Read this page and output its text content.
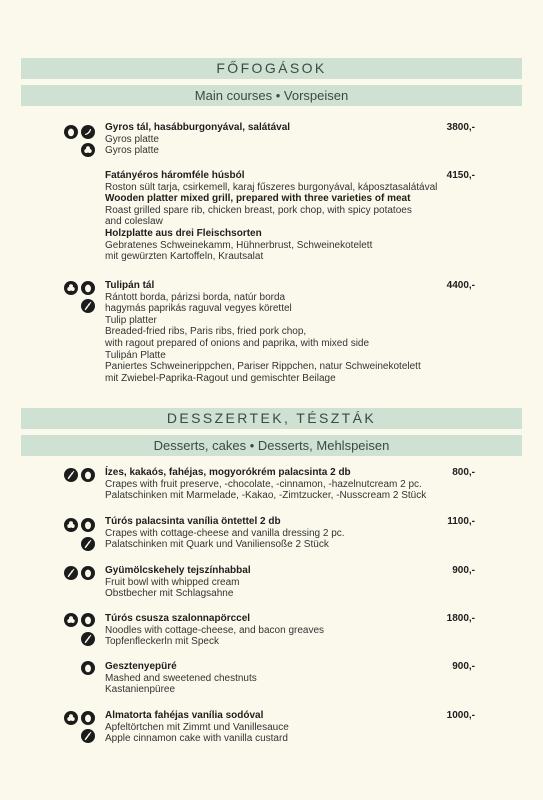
FŐFOGÁSOK
Main courses • Vorspeisen
Gyros tál, hasábburgonyával, salátával
Gyros platte
Gyros platte
3800,-
Fatányéros háromféle húsból
Roston sült tarja, csirkemell, karaj fűszeres burgonyával, káposztasalátával
Wooden platter mixed grill, prepared with three varieties of meat
Roast grilled spare rib, chicken breast, pork chop, with spicy potatoes
and coleslaw
Holzplatte aus drei Fleischsorten
Gebratenes Schweinekamm, Hühnerbrust, Schweinekotelett
mit gewürzten Kartoffeln, Krautsalat
4150,-
Tulipán tál
Rántott borda, párizsi borda, natúr borda
hagymás paprikás raguval vegyes körettel
Tulip platter
Breaded-fried ribs, Paris ribs, fried pork chop,
with ragout prepared of onions and paprika, with mixed side
Tulipán Platte
Paniertes Schweinerippchen, Pariser Rippchen, natur Schweinekotelett
mit Zwiebel-Paprika-Ragout und gemischter Beilage
4400,-
DESSZERTEK, TÉSZTÁK
Desserts, cakes • Desserts, Mehlspeisen
Ízes, kakaós, fahéjas, mogyorókrém palacsinta 2 db
Crapes with fruit preserve, -chocolate, -cinnamon, -hazelnutcream 2 pc.
Palatschinken mit Marmelade, -Kakao, -Zimtzucker, -Nusscream 2 Stück
800,-
Túrós palacsinta vanília öntettel 2 db
Crapes with cottage-cheese and vanilla dressing 2 pc.
Palatschinken mit Quark und Vaniliensoße 2 Stück
1100,-
Gyümölcskehely tejszínhabbal
Fruit bowl with whipped cream
Obstbecher mit Schlagsahne
900,-
Túrós csusza szalonnapörccel
Noodles with cottage-cheese, and bacon greaves
Topfenfleckerln mit Speck
1800,-
Gesztenyepüré
Mashed and sweetened chestnuts
Kastanienpüree
900,-
Almatorta fahéjas vanília sodóval
Apfeltörtchen mit Zimmt und Vanillesauce
Apple cinnamon cake with vanilla custard
1000,-
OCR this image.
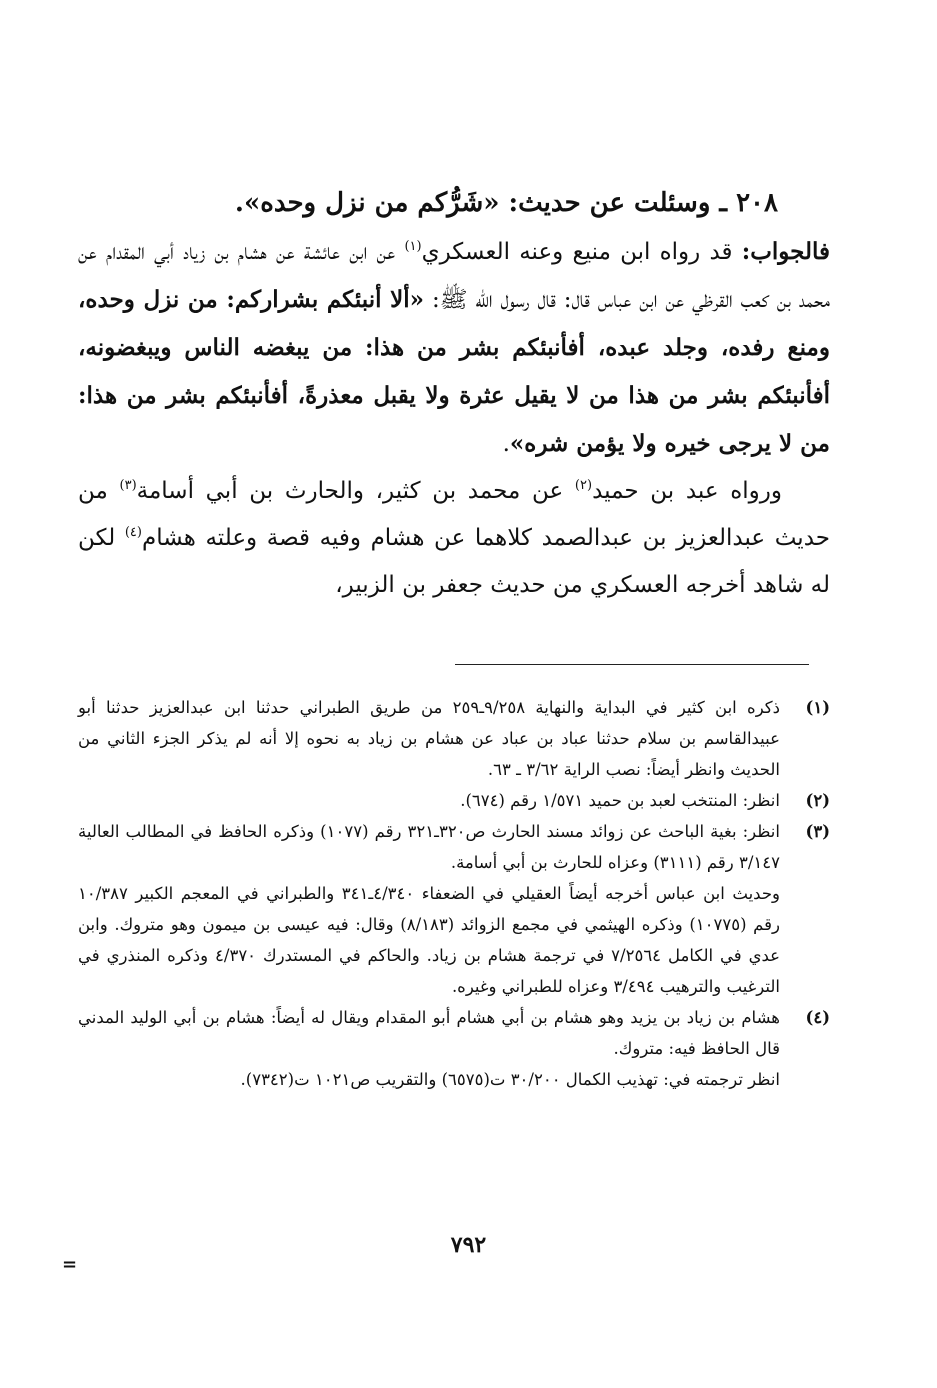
٢٠٨ ـ وسئلت عن حديث: «شَرُّكم من نزل وحده».

فالجواب: قد رواه ابن منيع وعنه العسكري$^{(١)}$ عن ابن عائشة عن هشام بن زياد أبي المقدام عن محمد بن كعب القرظي عن ابن عباس قال: قال رسول الله ﷺ: «ألا أنبئكم بشراركم: من نزل وحده، ومنع رفده، وجلد عبده، أفأنبئكم بشر من هذا: من يبغضه الناس ويبغضونه، أفأنبئكم بشر من هذا من لا يقيل عثرة ولا يقبل معذرةً، أفأنبئكم بشر من هذا: من لا يرجى خيره ولا يؤمن شره».

ورواه عبد بن حميد$^{(٢)}$ عن محمد بن كثير، والحارث بن أبي أسامة$^{(٣)}$ من حديث عبدالعزيز بن عبدالصمد كلاهما عن هشام وفيه قصة وعلته هشام$^{(٤)}$ لكن له شاهد أخرجه العسكري من حديث جعفر بن الزبير،

(١)
ذكره ابن كثير في البداية والنهاية ٩/٢٥٨ـ٢٥٩ من طريق الطبراني حدثنا ابن عبدالعزيز حدثنا أبو عبيدالقاسم بن سلام حدثنا عباد بن عباد عن هشام بن زياد به نحوه إلا أنه لم يذكر الجزء الثاني من الحديث وانظر أيضاً: نصب الراية ٣/٦٢ ـ ٦٣.
(٢)
انظر: المنتخب لعبد بن حميد ١/٥٧١ رقم (٦٧٤).
(٣)
انظر: بغية الباحث عن زوائد مسند الحارث ص٣٢٠ـ٣٢١ رقم (١٠٧٧) وذكره الحافظ في المطالب العالية ٣/١٤٧ رقم (٣١١١) وعزاه للحارث بن أبي أسامة.
وحديث ابن عباس أخرجه أيضاً العقيلي في الضعفاء ٤/٣٤٠ـ٣٤١ والطبراني في المعجم الكبير ١٠/٣٨٧ رقم (١٠٧٧٥) وذكره الهيثمي في مجمع الزوائد (٨/١٨٣) وقال: فيه عيسى بن ميمون وهو متروك. وابن عدي في الكامل ٧/٢٥٦٤ في ترجمة هشام بن زياد. والحاكم في المستدرك ٤/٣٧٠ وذكره المنذري في الترغيب والترهيب ٣/٤٩٤ وعزاه للطبراني وغيره.
(٤)
هشام بن زياد بن يزيد وهو هشام بن أبي هشام أبو المقدام ويقال له أيضاً: هشام بن أبي الوليد المدني قال الحافظ فيه: متروك.
انظر ترجمته في: تهذيب الكمال ٣٠/٢٠٠ ت(٦٥٧٥) والتقريب ص١٠٢١ ت(٧٣٤٢).
٧٩٢
=
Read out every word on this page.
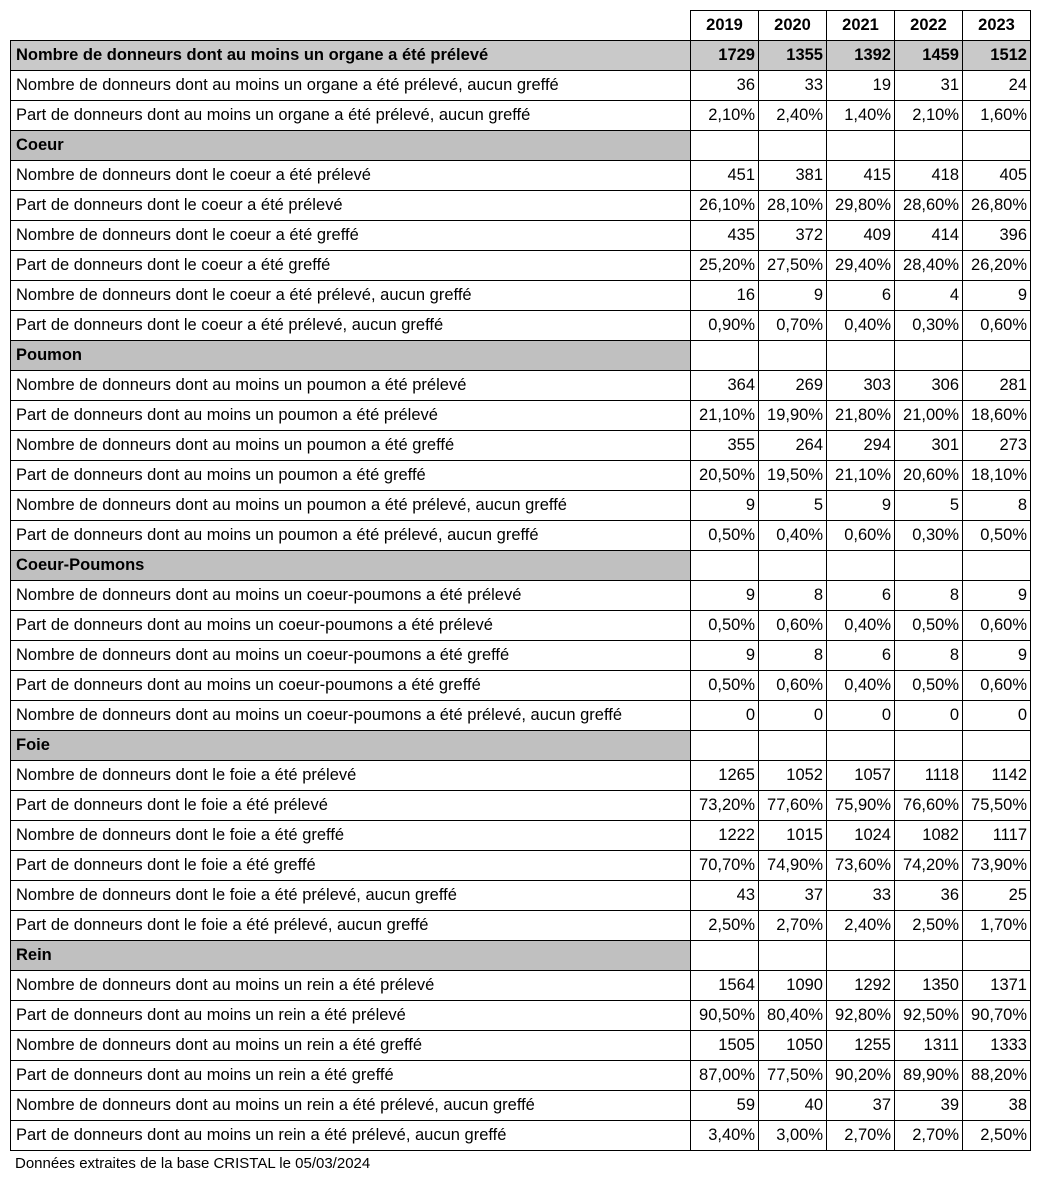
	2019	2020	2021	2022	2023
Nombre de donneurs dont au moins un organe a été prélevé	1729	1355	1392	1459	1512
Nombre de donneurs dont au moins un organe a été prélevé, aucun greffé	36	33	19	31	24
Part de donneurs dont au moins un organe a été prélevé, aucun greffé	2,10%	2,40%	1,40%	2,10%	1,60%
Coeur					
Nombre de donneurs dont le coeur a été prélevé	451	381	415	418	405
Part de donneurs dont le coeur a été prélevé	26,10%	28,10%	29,80%	28,60%	26,80%
Nombre de donneurs dont le coeur a été greffé	435	372	409	414	396
Part de donneurs dont le coeur a été greffé	25,20%	27,50%	29,40%	28,40%	26,20%
Nombre de donneurs dont le coeur a été prélevé, aucun greffé	16	9	6	4	9
Part de donneurs dont le coeur a été prélevé, aucun greffé	0,90%	0,70%	0,40%	0,30%	0,60%
Poumon					
Nombre de donneurs dont au moins un poumon a été prélevé	364	269	303	306	281
Part de donneurs dont au moins un poumon a été prélevé	21,10%	19,90%	21,80%	21,00%	18,60%
Nombre de donneurs dont au moins un poumon a été greffé	355	264	294	301	273
Part de donneurs dont au moins un poumon a été greffé	20,50%	19,50%	21,10%	20,60%	18,10%
Nombre de donneurs dont au moins un poumon a été prélevé, aucun greffé	9	5	9	5	8
Part de donneurs dont au moins un poumon a été prélevé, aucun greffé	0,50%	0,40%	0,60%	0,30%	0,50%
Coeur-Poumons					
Nombre de donneurs dont au moins un coeur-poumons a été prélevé	9	8	6	8	9
Part de donneurs dont au moins un coeur-poumons a été prélevé	0,50%	0,60%	0,40%	0,50%	0,60%
Nombre de donneurs dont au moins un coeur-poumons a été greffé	9	8	6	8	9
Part de donneurs dont au moins un coeur-poumons a été greffé	0,50%	0,60%	0,40%	0,50%	0,60%
Nombre de donneurs dont au moins un coeur-poumons a été prélevé, aucun greffé	0	0	0	0	0
Foie					
Nombre de donneurs dont le foie a été prélevé	1265	1052	1057	1118	1142
Part de donneurs dont le foie a été prélevé	73,20%	77,60%	75,90%	76,60%	75,50%
Nombre de donneurs dont le foie a été greffé	1222	1015	1024	1082	1117
Part de donneurs dont le foie a été greffé	70,70%	74,90%	73,60%	74,20%	73,90%
Nombre de donneurs dont le foie a été prélevé, aucun greffé	43	37	33	36	25
Part de donneurs dont le foie a été prélevé, aucun greffé	2,50%	2,70%	2,40%	2,50%	1,70%
Rein					
Nombre de donneurs dont au moins un rein a été prélevé	1564	1090	1292	1350	1371
Part de donneurs dont au moins un rein a été prélevé	90,50%	80,40%	92,80%	92,50%	90,70%
Nombre de donneurs dont au moins un rein a été greffé	1505	1050	1255	1311	1333
Part de donneurs dont au moins un rein a été greffé	87,00%	77,50%	90,20%	89,90%	88,20%
Nombre de donneurs dont au moins un rein a été prélevé, aucun greffé	59	40	37	39	38
Part de donneurs dont au moins un rein a été prélevé, aucun greffé	3,40%	3,00%	2,70%	2,70%	2,50%
Données extraites de la base CRISTAL le 05/03/2024
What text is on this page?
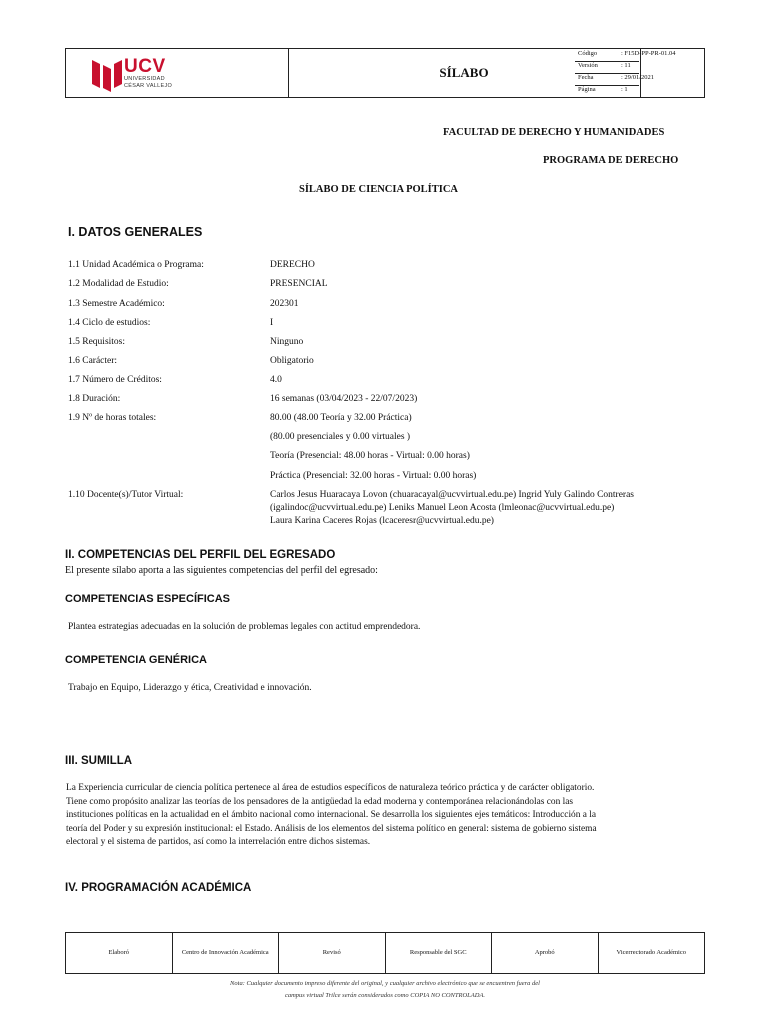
UCV
UNIVERSIDAD
CÉSAR VALLEJO
SÍLABO
Código	: F15D-PP-PR-01.04
Versión	: 11
Fecha	: 29/01/2021
Página	: 1
FACULTAD DE DERECHO Y HUMANIDADES
PROGRAMA DE DERECHO
SÍLABO DE CIENCIA POLÍTICA
I. DATOS GENERALES
1.1 Unidad Académica o Programa:	DERECHO
1.2 Modalidad de Estudio:	PRESENCIAL
1.3 Semestre Académico:	202301
1.4 Ciclo de estudios:	I
1.5 Requisitos:	Ninguno
1.6 Carácter:	Obligatorio
1.7 Número de Créditos:	4.0
1.8 Duración:	16 semanas (03/04/2023 - 22/07/2023)
1.9 Nº de horas totales:	80.00 (48.00 Teoría y 32.00 Práctica)
(80.00 presenciales y 0.00 virtuales )
Teoría (Presencial: 48.00 horas - Virtual: 0.00 horas)
Práctica (Presencial: 32.00 horas - Virtual: 0.00 horas)
1.10 Docente(s)/Tutor Virtual:	Carlos Jesus Huaracaya Lovon (chuaracayal@ucvvirtual.edu.pe) Ingrid Yuly Galindo Contreras
(igalindoc@ucvvirtual.edu.pe) Leniks Manuel Leon Acosta (lmleonac@ucvvirtual.edu.pe)
Laura Karina Caceres Rojas (lcaceresr@ucvvirtual.edu.pe)
II. COMPETENCIAS DEL PERFIL DEL EGRESADO
El presente sílabo aporta a las siguientes competencias del perfil del egresado:
COMPETENCIAS ESPECÍFICAS
Plantea estrategias adecuadas en la solución de problemas legales con actitud emprendedora.
COMPETENCIA GENÉRICA
Trabajo en Equipo, Liderazgo y ética, Creatividad e innovación.
III. SUMILLA
La Experiencia curricular de ciencia política pertenece al área de estudios específicos de naturaleza teórico práctica y de carácter obligatorio.
Tiene como propósito analizar las teorías de los pensadores de la antigüedad la edad moderna y contemporánea relacionándolas con las
instituciones políticas en la actualidad en el ámbito nacional como internacional. Se desarrolla los siguientes ejes temáticos: Introducción a la
teoría del Poder y su expresión institucional: el Estado. Análisis de los elementos del sistema político en general: sistema de gobierno sistema
electoral y el sistema de partidos, así como la interrelación entre dichos sistemas.
IV. PROGRAMACIÓN ACADÉMICA
Elaboró	Centro de Innovación Académica	Revisó	Responsable del SGC	Aprobó	Vicerrectorado Académico
Nota: Cualquier documento impreso diferente del original, y cualquier archivo electrónico que se encuentren fuera del
campus virtual Trilce serán considerados como COPIA NO CONTROLADA.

◆ Instructions to follow ◆
All lines above with "Palatschinken" in them should be returned.

◆ Response to the task ◆
Palatschinken mit Marmelade, -Kakao, -Zimtzucker, -Nusscream 2 Stück
Palatschinken mit Quark und Vaniliensoße 2 Stück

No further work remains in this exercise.